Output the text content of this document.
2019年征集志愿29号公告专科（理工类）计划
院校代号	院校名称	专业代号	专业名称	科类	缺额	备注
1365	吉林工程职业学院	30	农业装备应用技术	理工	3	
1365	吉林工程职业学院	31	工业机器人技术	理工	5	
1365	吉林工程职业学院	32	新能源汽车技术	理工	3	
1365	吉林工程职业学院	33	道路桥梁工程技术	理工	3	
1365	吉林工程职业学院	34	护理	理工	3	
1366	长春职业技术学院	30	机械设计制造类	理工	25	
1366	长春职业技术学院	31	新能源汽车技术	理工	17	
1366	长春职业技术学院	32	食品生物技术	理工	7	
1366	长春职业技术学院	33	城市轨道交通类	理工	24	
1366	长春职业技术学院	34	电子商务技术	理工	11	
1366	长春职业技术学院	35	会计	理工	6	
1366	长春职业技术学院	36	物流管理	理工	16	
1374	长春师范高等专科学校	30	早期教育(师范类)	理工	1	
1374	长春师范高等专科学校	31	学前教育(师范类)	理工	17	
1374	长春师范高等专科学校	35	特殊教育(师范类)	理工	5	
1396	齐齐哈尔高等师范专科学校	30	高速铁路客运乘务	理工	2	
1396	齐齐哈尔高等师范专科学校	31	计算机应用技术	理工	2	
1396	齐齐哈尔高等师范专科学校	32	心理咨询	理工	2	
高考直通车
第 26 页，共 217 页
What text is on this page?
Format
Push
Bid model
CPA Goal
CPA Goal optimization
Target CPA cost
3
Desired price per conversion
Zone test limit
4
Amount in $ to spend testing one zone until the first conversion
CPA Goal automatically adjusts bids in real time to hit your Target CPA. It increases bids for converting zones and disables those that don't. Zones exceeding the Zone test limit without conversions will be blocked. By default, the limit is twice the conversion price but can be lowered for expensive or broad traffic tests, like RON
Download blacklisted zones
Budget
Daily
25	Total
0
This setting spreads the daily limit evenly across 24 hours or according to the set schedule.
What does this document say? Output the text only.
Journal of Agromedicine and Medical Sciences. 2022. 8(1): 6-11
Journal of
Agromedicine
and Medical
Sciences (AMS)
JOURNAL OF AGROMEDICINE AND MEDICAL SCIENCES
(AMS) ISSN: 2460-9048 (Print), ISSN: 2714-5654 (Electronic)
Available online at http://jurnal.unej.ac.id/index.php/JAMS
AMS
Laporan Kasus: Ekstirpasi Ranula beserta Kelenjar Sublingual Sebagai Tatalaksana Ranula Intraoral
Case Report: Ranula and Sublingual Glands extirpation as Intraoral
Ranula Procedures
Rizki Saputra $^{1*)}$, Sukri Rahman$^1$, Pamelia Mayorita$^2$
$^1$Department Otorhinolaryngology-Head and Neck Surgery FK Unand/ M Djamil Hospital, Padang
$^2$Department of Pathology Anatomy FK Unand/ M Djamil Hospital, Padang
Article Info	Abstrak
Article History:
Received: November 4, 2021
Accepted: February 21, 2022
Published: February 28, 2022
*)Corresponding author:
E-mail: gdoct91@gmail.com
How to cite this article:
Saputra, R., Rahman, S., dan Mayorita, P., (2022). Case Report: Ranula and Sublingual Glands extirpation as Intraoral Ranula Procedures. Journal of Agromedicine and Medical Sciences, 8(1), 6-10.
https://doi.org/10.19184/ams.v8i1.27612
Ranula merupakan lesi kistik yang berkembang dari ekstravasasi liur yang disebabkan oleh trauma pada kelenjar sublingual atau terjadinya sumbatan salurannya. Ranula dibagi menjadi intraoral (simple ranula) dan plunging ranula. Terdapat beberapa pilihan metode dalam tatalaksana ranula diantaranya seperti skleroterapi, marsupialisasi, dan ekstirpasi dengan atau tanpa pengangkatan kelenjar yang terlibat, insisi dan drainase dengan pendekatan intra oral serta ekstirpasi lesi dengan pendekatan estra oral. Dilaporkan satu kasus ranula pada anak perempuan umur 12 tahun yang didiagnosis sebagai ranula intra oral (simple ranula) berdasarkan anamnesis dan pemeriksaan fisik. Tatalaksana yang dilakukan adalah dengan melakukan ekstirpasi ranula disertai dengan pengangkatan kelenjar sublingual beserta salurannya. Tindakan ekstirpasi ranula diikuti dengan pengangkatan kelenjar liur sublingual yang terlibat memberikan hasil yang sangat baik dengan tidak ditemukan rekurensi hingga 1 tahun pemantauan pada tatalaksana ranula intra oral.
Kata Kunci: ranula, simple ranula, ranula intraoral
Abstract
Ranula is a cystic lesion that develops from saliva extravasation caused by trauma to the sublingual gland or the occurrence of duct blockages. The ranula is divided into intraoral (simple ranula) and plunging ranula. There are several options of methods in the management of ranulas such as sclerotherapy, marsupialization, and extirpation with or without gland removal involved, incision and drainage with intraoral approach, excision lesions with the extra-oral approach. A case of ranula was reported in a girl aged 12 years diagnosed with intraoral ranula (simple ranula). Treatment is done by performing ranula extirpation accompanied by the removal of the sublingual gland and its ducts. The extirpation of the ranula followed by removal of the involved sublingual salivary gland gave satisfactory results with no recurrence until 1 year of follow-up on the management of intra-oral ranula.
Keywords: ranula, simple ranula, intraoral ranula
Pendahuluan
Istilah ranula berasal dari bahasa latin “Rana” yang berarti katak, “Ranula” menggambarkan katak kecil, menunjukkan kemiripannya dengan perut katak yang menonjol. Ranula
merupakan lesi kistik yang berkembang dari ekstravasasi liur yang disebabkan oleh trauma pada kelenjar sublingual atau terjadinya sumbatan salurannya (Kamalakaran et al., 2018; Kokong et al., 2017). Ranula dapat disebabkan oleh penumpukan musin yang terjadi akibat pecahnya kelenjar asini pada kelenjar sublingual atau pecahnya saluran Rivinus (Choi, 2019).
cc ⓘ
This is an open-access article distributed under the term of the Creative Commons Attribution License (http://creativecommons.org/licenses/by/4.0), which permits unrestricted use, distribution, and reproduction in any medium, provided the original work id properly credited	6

* * * * * * * * *

GOAL = In the entries above, find lines with "beserta" and copy each.

EXERCISE SOLUTION =
Laporan Kasus: Ekstirpasi Ranula beserta Kelenjar Sublingual Sebagai Tatalaksana Ranula Intraoral
Ranula merupakan lesi kistik yang berkembang dari ekstravasasi liur yang disebabkan oleh trauma pada kelenjar sublingual atau terjadinya sumbatan salurannya. Ranula dibagi menjadi intraoral (simple ranula) dan plunging ranula. Terdapat beberapa pilihan metode dalam tatalaksana ranula diantaranya seperti skleroterapi, marsupialisasi, dan ekstirpasi dengan atau tanpa pengangkatan kelenjar yang terlibat, insisi dan drainase dengan pendekatan intra oral serta ekstirpasi lesi dengan pendekatan estra oral. Dilaporkan satu kasus ranula pada anak perempuan umur 12 tahun yang didiagnosis sebagai ranula intra oral (simple ranula) berdasarkan anamnesis dan pemeriksaan fisik. Tatalaksana yang dilakukan adalah dengan melakukan ekstirpasi ranula disertai dengan pengangkatan kelenjar sublingual beserta salurannya. Tindakan ekstirpasi ranula diikuti dengan pengangkatan kelenjar liur sublingual yang terlibat memberikan hasil yang sangat baik dengan tidak ditemukan rekurensi hingga 1 tahun pemantauan pada tatalaksana ranula intra oral.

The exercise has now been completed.